* _AIM OF THE TASK_
Within the records that follow, find every line containing the string "Auguſt". Copy those lines.

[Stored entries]
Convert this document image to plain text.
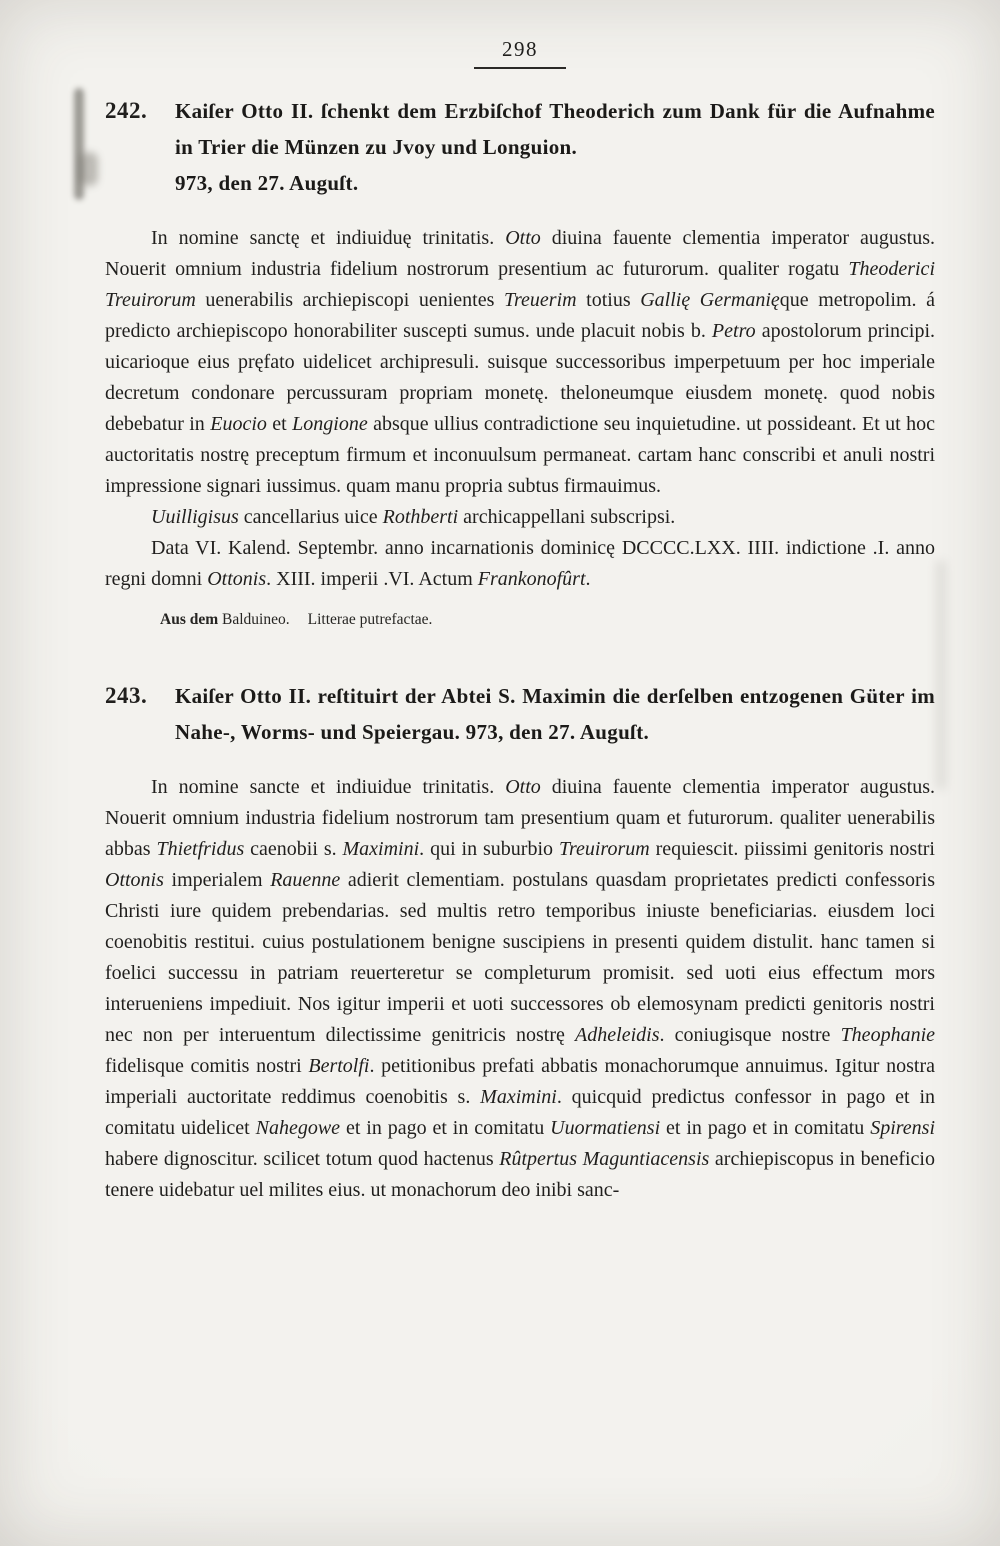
298
242.	Kaiſer Otto II. ſchenkt dem Erzbiſchof Theoderich zum Dank für die Aufnahme in Trier die Münzen zu Jvoy und Longuion.
973, den 27. Auguſt.

In nomine sanctę et indiuiduę trinitatis. Otto diuina fauente clementia imperator augustus. Nouerit omnium industria fidelium nostrorum presentium ac futurorum. qualiter rogatu Theoderici Treuirorum uenerabilis archiepiscopi uenientes Treuerim totius Gallię Germanięque metropolim. á predicto archiepiscopo honorabiliter suscepti sumus. unde placuit nobis b. Petro apostolorum principi. uicarioque eius pręfato uidelicet archipresuli. suisque successoribus imperpetuum per hoc imperiale decretum condonare percussuram propriam monetę. theloneumque eiusdem monetę. quod nobis debebatur in Euocio et Longione absque ullius contradictione seu inquietudine. ut possideant. Et ut hoc auctoritatis nostrę preceptum firmum et inconuulsum permaneat. cartam hanc conscribi et anuli nostri impressione signari iussimus. quam manu propria subtus firmauimus.

Uuilligisus cancellarius uice Rothberti archicappellani subscripsi.

Data VI. Kalend. Septembr. anno incarnationis dominicę DCCCC.LXX. IIII. indictione .I. anno regni domni Ottonis. XIII. imperii .VI. Actum Frankonofûrt.

Aus dem Balduineo. Litterae putrefactae.

243.	Kaiſer Otto II. reſtituirt der Abtei S. Maximin die derſelben entzogenen Güter im Nahe-, Worms- und Speiergau. 973, den 27. Auguſt.

In nomine sancte et indiuidue trinitatis. Otto diuina fauente clementia imperator augustus. Nouerit omnium industria fidelium nostrorum tam presentium quam et futurorum. qualiter uenerabilis abbas Thietfridus caenobii s. Maximini. qui in suburbio Treuirorum requiescit. piissimi genitoris nostri Ottonis imperialem Rauenne adierit clementiam. postulans quasdam proprietates predicti confessoris Christi iure quidem prebendarias. sed multis retro temporibus iniuste beneficiarias. eiusdem loci coenobitis restitui. cuius postulationem benigne suscipiens in presenti quidem distulit. hanc tamen si foelici successu in patriam reuerteretur se completurum promisit. sed uoti eius effectum mors interueniens impediuit. Nos igitur imperii et uoti successores ob elemosynam predicti genitoris nostri nec non per interuentum dilectissime genitricis nostrę Adheleidis. coniugisque nostre Theophanie fidelisque comitis nostri Bertolfi. petitionibus prefati abbatis monachorumque annuimus. Igitur nostra imperiali auctoritate reddimus coenobitis s. Maximini. quicquid predictus confessor in pago et in comitatu uidelicet Nahegowe et in pago et in comitatu Uuormatiensi et in pago et in comitatu Spirensi habere dignoscitur. scilicet totum quod hactenus Rûtpertus Maguntiacensis archiepiscopus in beneficio tenere uidebatur uel milites eius. ut monachorum deo inibi sanc-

* _WRITTEN ANSWER_
973, den 27. Auguſt.
243.	Kaiſer Otto II. reſtituirt der Abtei S. Maximin die derſelben entzogenen Güter im Nahe-, Worms- und Speiergau. 973, den 27. Auguſt.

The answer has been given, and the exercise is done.